> [The problem] Rewrite the lines starting with the one containing "notification-app-icon-2 bbox=[106, 7, 122, 23]" and going on through the one containing "recipe-title: 虎皮尖椒炒藕片 bbox=[164, 176, 290, 197]", replacing "recipe-thumbnail" with "dish-image" and changing nothing else. Return only those lines.

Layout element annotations
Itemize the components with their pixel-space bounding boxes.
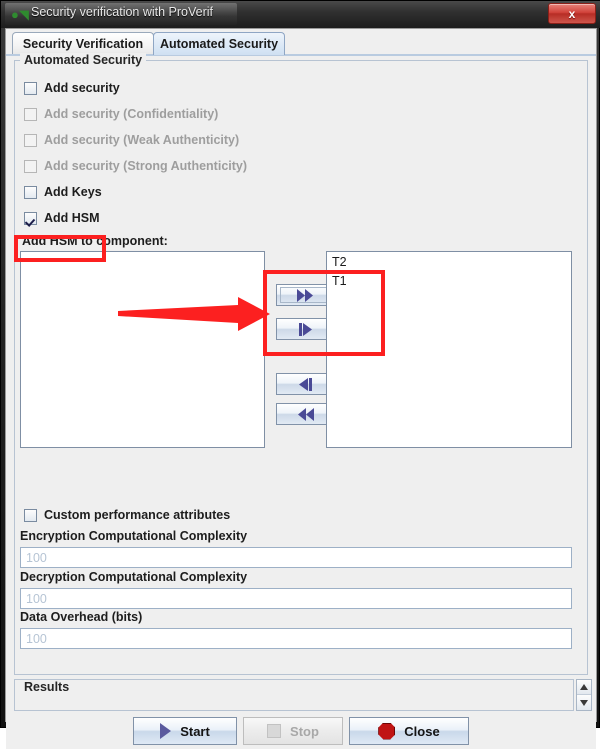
- checkbox-label-add-security-strong-authenticity: Add security (Strong Authenticity): [44, 159, 248, 173]
- stop-button: Stop: [243, 717, 343, 745]
- list-item[interactable]: T1: [327, 271, 571, 290]
- single-right-arrow-icon: [298, 322, 312, 336]
- client-area: Security Verification Automated Security…: [5, 28, 597, 749]
- checkbox-row-add-security-strong-authenticity: Add security (Strong Authenticity): [24, 158, 247, 174]
- checkbox-row-add-security[interactable]: Add security: [24, 80, 120, 96]
- double-right-arrow-icon: [296, 288, 313, 302]
- checkbox-add-security-weak-authenticity: [24, 133, 37, 147]
- title-bar: ●◥ Security verification with ProVerif x: [1, 1, 600, 28]
- selected-components-list[interactable]: T2 T1: [326, 251, 572, 448]
- window-close-button[interactable]: x: [548, 3, 596, 24]
- input-data-overhead-bits[interactable]: 100: [20, 628, 572, 649]
- close-button-label: Close: [404, 723, 440, 739]
- checkbox-label-add-security-confidentiality: Add security (Confidentiality): [44, 107, 219, 121]
- scroll-up-icon[interactable]: [577, 680, 591, 695]
- checkbox-custom-performance-attributes[interactable]: [24, 508, 37, 522]
- play-icon: [160, 723, 172, 739]
- label-encryption-computational-complexity: Encryption Computational Complexity: [20, 529, 248, 543]
- checkbox-row-add-security-confidentiality: Add security (Confidentiality): [24, 106, 218, 122]
- automated-security-legend: Automated Security: [20, 53, 147, 67]
- available-components-list[interactable]: [20, 251, 265, 448]
- results-group: [14, 679, 574, 711]
- close-button[interactable]: Close: [349, 717, 469, 745]
- label-data-overhead-bits: Data Overhead (bits): [20, 610, 143, 624]
- stop-button-label: Stop: [290, 723, 319, 739]
- results-scrollbar[interactable]: [576, 679, 592, 711]
- results-legend: Results: [20, 680, 74, 694]
- checkbox-add-hsm[interactable]: [24, 211, 37, 225]
- start-button[interactable]: Start: [133, 717, 237, 745]
- checkbox-row-add-security-weak-authenticity: Add security (Weak Authenticity): [24, 132, 239, 148]
- turtle-icon: ●◥: [11, 7, 29, 22]
- stop-octagon-icon: [378, 722, 396, 740]
- tab-security-verification[interactable]: Security Verification: [12, 32, 154, 55]
- checkbox-label-add-hsm: Add HSM: [44, 211, 100, 225]
- checkbox-row-add-keys[interactable]: Add Keys: [24, 184, 102, 200]
- input-decryption-computational-complexity[interactable]: 100: [20, 588, 572, 609]
- label-decryption-computational-complexity: Decryption Computational Complexity: [20, 570, 248, 584]
- start-button-label: Start: [180, 723, 210, 739]
- checkbox-label-add-keys: Add Keys: [44, 185, 102, 199]
- tab-strip: Security Verification Automated Security: [6, 29, 596, 56]
- checkbox-label-add-security: Add security: [44, 81, 120, 95]
- list-item[interactable]: T2: [327, 252, 571, 271]
- window-title: Security verification with ProVerif: [31, 5, 214, 19]
- tab-automated-security[interactable]: Automated Security: [153, 32, 285, 55]
- checkbox-label-add-security-weak-authenticity: Add security (Weak Authenticity): [44, 133, 240, 147]
- checkbox-label-custom-performance-attributes: Custom performance attributes: [44, 508, 231, 522]
- input-encryption-computational-complexity[interactable]: 100: [20, 547, 572, 568]
- scroll-down-icon[interactable]: [577, 695, 591, 710]
- checkbox-row-add-hsm[interactable]: Add HSM: [24, 210, 100, 226]
- double-left-arrow-icon: [297, 407, 314, 421]
- checkbox-add-security-confidentiality: [24, 107, 37, 121]
- checkbox-add-security[interactable]: [24, 81, 37, 95]
- checkbox-row-custom-performance-attributes[interactable]: Custom performance attributes: [24, 507, 230, 523]
- checkbox-add-security-strong-authenticity: [24, 159, 37, 173]
- checkbox-add-keys[interactable]: [24, 185, 37, 199]
- application-window: ●◥ Security verification with ProVerif x…: [0, 0, 600, 749]
- button-bar: Start Stop Close: [6, 713, 596, 749]
- stop-square-icon: [267, 724, 282, 738]
- add-hsm-to-component-label: Add HSM to component:: [22, 234, 168, 248]
- single-left-arrow-icon: [298, 377, 312, 391]
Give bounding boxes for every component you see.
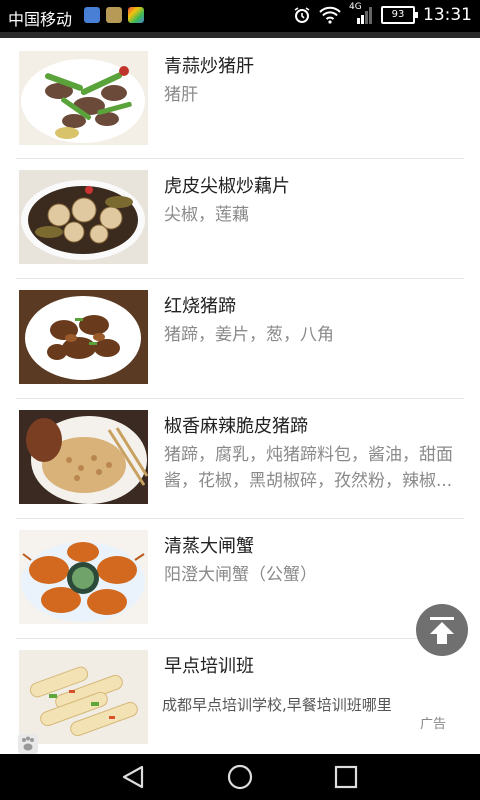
notification-app-icon-2 bbox=[106, 7, 122, 23]
recipe-thumbnail bbox=[19, 290, 148, 384]
signal-indicator: 4G bbox=[349, 2, 373, 24]
ad-thumbnail bbox=[19, 650, 148, 744]
battery-level: 93 bbox=[381, 6, 418, 24]
list-item[interactable]: 椒香麻辣脆皮猪蹄 猪蹄，腐乳，炖猪蹄料包，酱油，甜面酱，花椒，黑胡椒碎，孜然粉，… bbox=[16, 398, 464, 519]
carrier-name: 中国移动 bbox=[8, 10, 73, 29]
recipe-ingredients: 尖椒，莲藕 bbox=[164, 205, 249, 225]
wifi-icon bbox=[319, 6, 341, 24]
navigation-bar bbox=[0, 754, 480, 800]
recipe-title: 清蒸大闸蟹 bbox=[164, 536, 254, 557]
recipe-thumbnail bbox=[19, 530, 148, 624]
list-item[interactable]: 清蒸大闸蟹 阳澄大闸蟹（公蟹） bbox=[16, 518, 464, 639]
nav-recent-button[interactable] bbox=[326, 762, 366, 792]
status-bar: 中国移动 4G 93 13:31 bbox=[0, 0, 480, 32]
nav-back-button[interactable] bbox=[114, 762, 154, 792]
list-item[interactable]: 虎皮尖椒炒藕片 尖椒，莲藕 bbox=[16, 158, 464, 279]
recipe-thumbnail bbox=[19, 170, 148, 264]
recipe-title: 虎皮尖椒炒藕片 bbox=[164, 176, 290, 197]
notification-app-icon-1 bbox=[84, 7, 100, 23]
recipe-thumbnail bbox=[19, 51, 148, 145]
signal-icon bbox=[357, 7, 372, 24]
arrow-up-to-top-icon bbox=[430, 617, 454, 644]
recipe-ingredients: 阳澄大闸蟹（公蟹） bbox=[164, 565, 317, 585]
recipe-title: 椒香麻辣脆皮猪蹄 bbox=[164, 416, 308, 437]
recipe-ingredients: 猪蹄，姜片，葱，八角 bbox=[164, 325, 334, 345]
list-item[interactable]: 青蒜炒猪肝 猪肝 bbox=[16, 38, 464, 159]
triangle-back-icon bbox=[122, 765, 144, 789]
ad-title: 早点培训班 bbox=[164, 656, 254, 677]
alarm-icon bbox=[294, 7, 310, 23]
recipe-thumbnail bbox=[19, 410, 148, 504]
circle-home-icon bbox=[227, 764, 253, 790]
paw-icon[interactable] bbox=[18, 734, 38, 754]
recipe-ingredients: 猪肝 bbox=[164, 85, 198, 105]
recipe-ingredients: 猪蹄，腐乳，炖猪蹄料包，酱油，甜面酱，花椒，黑胡椒碎，孜然粉，辣椒... bbox=[164, 445, 453, 491]
notification-icons bbox=[84, 7, 144, 23]
back-to-top-button[interactable] bbox=[416, 604, 468, 656]
list-item[interactable]: 红烧猪蹄 猪蹄，姜片，葱，八角 bbox=[16, 278, 464, 399]
clock: 13:31 bbox=[423, 5, 472, 25]
recipe-list[interactable]: 青蒜炒猪肝 猪肝 虎皮尖椒炒藕片 尖椒，莲藕 红烧猪蹄 猪蹄，姜片，葱，八角 椒… bbox=[0, 38, 480, 754]
notification-app-icon-3 bbox=[128, 7, 144, 23]
ad-list-item[interactable]: 早点培训班 成都早点培训学校,早餐培训班哪里 广告 bbox=[16, 638, 464, 754]
nav-home-button[interactable] bbox=[220, 762, 260, 792]
square-recent-icon bbox=[334, 765, 358, 789]
ad-label: 广告 bbox=[419, 717, 446, 732]
ad-description: 成都早点培训学校,早餐培训班哪里 bbox=[162, 696, 392, 714]
recipe-title: 红烧猪蹄 bbox=[164, 296, 236, 317]
status-right: 4G 93 13:31 bbox=[293, 2, 472, 25]
recipe-title: 青蒜炒猪肝 bbox=[164, 56, 254, 77]
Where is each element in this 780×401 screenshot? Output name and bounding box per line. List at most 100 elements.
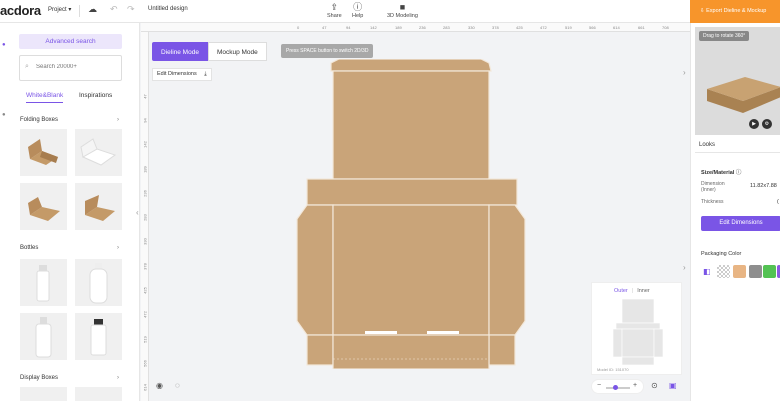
collapse-right-icon[interactable]: › [683, 68, 690, 84]
right-panel: Drag to rotate 360° ▶ ⚙ Looks Size/Mater… [690, 23, 780, 401]
dieline-mode-button[interactable]: Dieline Mode [152, 42, 208, 61]
export-button[interactable]: ⇩ Export Dieline & Mockup [690, 0, 780, 23]
cloud-save-icon[interactable]: ☁ [88, 4, 97, 15]
model-id: Model ID: 151070 [597, 367, 629, 372]
swatch-green[interactable] [763, 265, 776, 278]
swatch-gray[interactable] [749, 265, 762, 278]
zoom-control[interactable]: − + [591, 379, 644, 394]
section-bottles[interactable]: Bottles › [20, 245, 122, 251]
tab-inspirations[interactable]: Inspirations [79, 92, 112, 99]
thumbnail-bottle[interactable] [75, 259, 122, 306]
edit-dimensions-button[interactable]: Edit Dimensions ⤓ [152, 68, 212, 81]
zoom-in-icon[interactable]: + [633, 382, 637, 389]
thumbnail-folding-box[interactable] [75, 129, 122, 176]
swatch-kraft[interactable] [733, 265, 746, 278]
share-button[interactable]: ⇪ Share [327, 2, 342, 19]
camera-icon: ■ [399, 2, 406, 12]
right-flap [488, 204, 526, 336]
thumbnail-bottle[interactable] [20, 313, 67, 360]
zoom-slider-handle[interactable] [613, 385, 618, 390]
swatch-transparent[interactable] [717, 265, 730, 278]
dieline-preview[interactable]: Outer | Inner Model ID: 151070 [591, 282, 682, 375]
corner-tab [306, 334, 334, 366]
search-input[interactable] [36, 64, 116, 70]
lid-flap [330, 59, 492, 72]
zoom-slider[interactable] [606, 387, 630, 389]
redo-icon[interactable]: ↷ [127, 4, 135, 15]
search-box[interactable]: ⌕ [19, 55, 122, 81]
box-open-image [85, 195, 115, 221]
base-panel [332, 204, 490, 336]
asset-sidebar: ● ● Advanced search ⌕ White&Blank Inspir… [0, 23, 140, 401]
color-wheel-icon[interactable]: ◧ [703, 267, 711, 276]
thickness-value[interactable]: ( [777, 199, 779, 205]
corner-tab [488, 334, 516, 366]
section-display-boxes[interactable]: Display Boxes › [20, 375, 122, 381]
thumbnail-folding-box[interactable] [20, 129, 67, 176]
tab-inner[interactable]: Inner [637, 288, 650, 294]
dimension-label: Dimension (Inner) [701, 181, 725, 193]
thickness-label: Thickness [701, 199, 724, 205]
note-icon[interactable]: ◌ [175, 381, 180, 390]
thumbnail-display-box[interactable] [20, 387, 67, 401]
preview-thumbnail [612, 298, 664, 366]
dimension-value[interactable]: 11.82x7.88 [750, 183, 777, 189]
fit-screen-icon[interactable]: ⊙ [651, 381, 658, 390]
help-icon: ⓘ [353, 2, 363, 12]
size-material-heading: Size/Material ⓘ [701, 170, 742, 176]
design-title[interactable]: Untitled design [148, 6, 188, 12]
rail-marker-icon[interactable]: ● [2, 112, 6, 118]
box-open-image [28, 197, 60, 221]
download-icon[interactable]: ⤓ [204, 71, 206, 77]
settings-icon[interactable]: ⚙ [762, 119, 772, 129]
thumbnail-folding-box[interactable] [20, 183, 67, 230]
tab-slot [365, 331, 397, 334]
space-hint-tooltip: Press SPACE button to switch 2D/3D [281, 44, 374, 58]
rotate-hint: Drag to rotate 360° [699, 31, 750, 41]
undo-icon[interactable]: ↶ [110, 4, 118, 15]
collapse-right-icon[interactable]: › [683, 263, 690, 279]
rail-marker-icon[interactable]: ● [2, 42, 6, 48]
chevron-right-icon[interactable]: › [117, 117, 119, 123]
bottle-image [35, 317, 52, 358]
thumbnail-bottle[interactable] [75, 313, 122, 360]
tab-white-blank[interactable]: White&Blank [26, 92, 64, 103]
zoom-out-icon[interactable]: − [597, 382, 601, 389]
mockup-mode-button[interactable]: Mockup Mode [207, 42, 267, 61]
grid-icon[interactable]: ▣ [669, 381, 677, 390]
editor-canvas[interactable]: 0 47 94 142 189 236 283 330 378 425 472 … [136, 23, 690, 401]
3d-preview[interactable]: Drag to rotate 360° ▶ ⚙ [695, 27, 780, 135]
play-icon[interactable]: ▶ [749, 119, 759, 129]
help-button[interactable]: ⓘ Help [352, 2, 363, 19]
thumbnail-display-box[interactable] [75, 387, 122, 401]
export-icon: ⇩ [700, 8, 705, 14]
eye-icon[interactable]: ◉ [156, 381, 163, 390]
top-side-panel [306, 178, 518, 206]
top-bar: acdora Project ▾ ☁ ↶ ↷ Untitled design ⇪… [0, 0, 780, 23]
dieline-artwork[interactable] [291, 59, 531, 369]
tab-outer[interactable]: Outer [614, 288, 628, 294]
divider [695, 152, 780, 153]
thumbnail-folding-box[interactable] [75, 183, 122, 230]
lid-panel [332, 70, 490, 180]
tab-slot [427, 331, 459, 334]
advanced-search-button[interactable]: Advanced search [19, 34, 122, 49]
thumbnail-bottle[interactable] [20, 259, 67, 306]
3d-modeling-button[interactable]: ■ 3D Modeling [387, 2, 418, 19]
preview-tabs: Outer | Inner [614, 288, 650, 294]
box-white-image [80, 138, 117, 166]
chevron-right-icon[interactable]: › [117, 245, 119, 251]
info-icon[interactable]: ⓘ [736, 170, 742, 176]
app-logo[interactable]: acdora [0, 3, 41, 18]
edit-dimensions-panel-button[interactable]: Edit Dimensions [701, 216, 780, 231]
bottle-image [90, 319, 107, 356]
tab-looks[interactable]: Looks [699, 142, 715, 148]
project-menu[interactable]: Project ▾ [48, 6, 71, 13]
share-icon: ⇪ [330, 2, 339, 12]
front-panel [332, 334, 490, 369]
bottle-image [89, 263, 108, 304]
section-folding-boxes[interactable]: Folding Boxes › [20, 117, 122, 123]
left-flap [296, 204, 334, 336]
chevron-right-icon[interactable]: › [117, 375, 119, 381]
collapse-left-icon[interactable]: ‹ [136, 208, 143, 224]
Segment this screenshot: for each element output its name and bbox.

> [Answer to this problem]
notification-app-icon-2 bbox=[106, 7, 122, 23]
dish-image bbox=[19, 290, 148, 384]
signal-indicator: 4G bbox=[349, 2, 373, 24]
ad-thumbnail bbox=[19, 650, 148, 744]
battery-level: 93 bbox=[381, 6, 418, 24]
list-item[interactable]: 椒香麻辣脆皮猪蹄 猪蹄，腐乳，炖猪蹄料包，酱油，甜面酱，花椒，黑胡椒碎，孜然粉，… bbox=[16, 398, 464, 519]
carrier-name: 中国移动 bbox=[8, 10, 73, 29]
recipe-ingredients: 尖椒，莲藕 bbox=[164, 205, 249, 225]
wifi-icon bbox=[319, 6, 341, 24]
navigation-bar bbox=[0, 754, 480, 800]
recipe-title: 清蒸大闸蟹 bbox=[164, 536, 254, 557]
dish-image bbox=[19, 530, 148, 624]
list-item[interactable]: 清蒸大闸蟹 阳澄大闸蟹（公蟹） bbox=[16, 518, 464, 639]
nav-recent-button[interactable] bbox=[326, 762, 366, 792]
status-bar: 中国移动 4G 93 13:31 bbox=[0, 0, 480, 32]
nav-back-button[interactable] bbox=[114, 762, 154, 792]
list-item[interactable]: 虎皮尖椒炒藕片 尖椒，莲藕 bbox=[16, 158, 464, 279]
dish-image bbox=[19, 170, 148, 264]
recipe-title: 虎皮尖椒炒藕片 bbox=[164, 176, 290, 197]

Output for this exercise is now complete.